--- Your instructions ---
Copy out all lines where "front" appears.

________________________

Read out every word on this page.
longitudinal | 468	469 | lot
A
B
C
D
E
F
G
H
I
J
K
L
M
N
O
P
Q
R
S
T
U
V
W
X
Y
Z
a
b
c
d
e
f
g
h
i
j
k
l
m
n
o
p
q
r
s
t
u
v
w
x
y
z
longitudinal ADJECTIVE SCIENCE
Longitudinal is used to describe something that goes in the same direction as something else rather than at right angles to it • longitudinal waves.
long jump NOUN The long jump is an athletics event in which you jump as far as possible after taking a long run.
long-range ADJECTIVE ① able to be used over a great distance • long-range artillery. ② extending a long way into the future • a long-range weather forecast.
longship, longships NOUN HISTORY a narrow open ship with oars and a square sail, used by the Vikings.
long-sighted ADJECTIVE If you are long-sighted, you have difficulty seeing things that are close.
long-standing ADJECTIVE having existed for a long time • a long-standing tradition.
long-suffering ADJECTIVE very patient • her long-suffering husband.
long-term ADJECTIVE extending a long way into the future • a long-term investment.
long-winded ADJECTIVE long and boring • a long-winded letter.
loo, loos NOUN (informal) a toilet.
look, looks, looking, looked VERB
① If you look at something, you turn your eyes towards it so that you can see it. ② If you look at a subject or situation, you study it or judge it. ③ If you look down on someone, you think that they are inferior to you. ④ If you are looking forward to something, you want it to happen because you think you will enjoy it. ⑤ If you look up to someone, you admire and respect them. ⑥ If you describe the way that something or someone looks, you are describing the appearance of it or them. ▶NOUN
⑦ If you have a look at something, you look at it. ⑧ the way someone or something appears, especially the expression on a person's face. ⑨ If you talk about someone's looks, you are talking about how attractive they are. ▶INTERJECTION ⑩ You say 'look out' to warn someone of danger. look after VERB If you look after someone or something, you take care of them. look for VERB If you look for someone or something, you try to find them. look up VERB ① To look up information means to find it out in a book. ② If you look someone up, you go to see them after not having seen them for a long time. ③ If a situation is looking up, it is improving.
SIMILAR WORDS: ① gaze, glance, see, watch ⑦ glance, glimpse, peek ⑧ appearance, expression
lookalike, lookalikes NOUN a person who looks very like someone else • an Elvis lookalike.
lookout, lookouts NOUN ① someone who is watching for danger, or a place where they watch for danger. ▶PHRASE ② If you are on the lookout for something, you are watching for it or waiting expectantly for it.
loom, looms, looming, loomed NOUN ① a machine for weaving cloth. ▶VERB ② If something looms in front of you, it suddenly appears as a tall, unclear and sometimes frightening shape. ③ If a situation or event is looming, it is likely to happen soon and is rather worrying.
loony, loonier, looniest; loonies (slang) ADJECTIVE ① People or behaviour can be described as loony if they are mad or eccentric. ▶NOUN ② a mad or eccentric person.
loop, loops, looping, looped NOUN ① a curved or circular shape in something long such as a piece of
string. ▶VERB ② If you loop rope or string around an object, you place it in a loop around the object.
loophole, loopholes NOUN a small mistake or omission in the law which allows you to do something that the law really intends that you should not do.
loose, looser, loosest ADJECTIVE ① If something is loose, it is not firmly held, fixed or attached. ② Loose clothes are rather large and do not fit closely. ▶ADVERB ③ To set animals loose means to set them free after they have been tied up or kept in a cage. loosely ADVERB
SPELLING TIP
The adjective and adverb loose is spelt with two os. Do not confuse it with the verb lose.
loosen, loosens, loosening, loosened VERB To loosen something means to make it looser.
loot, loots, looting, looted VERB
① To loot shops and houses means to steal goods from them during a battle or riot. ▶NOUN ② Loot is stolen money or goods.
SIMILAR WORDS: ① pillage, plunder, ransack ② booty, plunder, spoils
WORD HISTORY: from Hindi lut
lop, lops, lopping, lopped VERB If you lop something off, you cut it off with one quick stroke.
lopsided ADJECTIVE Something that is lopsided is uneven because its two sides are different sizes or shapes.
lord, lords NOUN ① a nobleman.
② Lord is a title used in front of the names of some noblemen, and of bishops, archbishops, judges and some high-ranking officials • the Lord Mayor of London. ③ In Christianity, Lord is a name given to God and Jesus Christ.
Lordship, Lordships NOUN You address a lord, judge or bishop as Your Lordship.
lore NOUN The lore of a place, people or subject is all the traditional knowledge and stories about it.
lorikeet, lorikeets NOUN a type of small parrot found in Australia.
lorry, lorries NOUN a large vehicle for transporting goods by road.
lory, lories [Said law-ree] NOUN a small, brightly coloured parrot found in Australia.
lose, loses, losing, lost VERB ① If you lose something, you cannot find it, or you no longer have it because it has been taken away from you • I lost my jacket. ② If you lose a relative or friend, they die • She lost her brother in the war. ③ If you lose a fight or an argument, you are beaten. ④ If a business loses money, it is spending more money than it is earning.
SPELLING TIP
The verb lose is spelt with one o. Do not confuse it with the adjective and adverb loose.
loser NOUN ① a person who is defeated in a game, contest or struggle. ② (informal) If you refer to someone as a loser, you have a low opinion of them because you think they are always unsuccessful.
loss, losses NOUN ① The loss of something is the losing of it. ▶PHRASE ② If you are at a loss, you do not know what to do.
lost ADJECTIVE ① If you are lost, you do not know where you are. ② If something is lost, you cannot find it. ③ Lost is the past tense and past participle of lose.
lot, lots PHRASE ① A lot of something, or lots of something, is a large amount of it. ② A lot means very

________________________

--- Output for this task ---
loom, looms, looming, loomed NOUN ① a machine for weaving cloth. ▶VERB ② If something looms in front of you, it suddenly appears as a tall, unclear and sometimes frightening shape. ③ If a situation or event is looming, it is likely to happen soon and is rather worrying.
② Lord is a title used in front of the names of some noblemen, and of bishops, archbishops, judges and some high-ranking officials • the Lord Mayor of London. ③ In Christianity, Lord is a name given to God and Jesus Christ.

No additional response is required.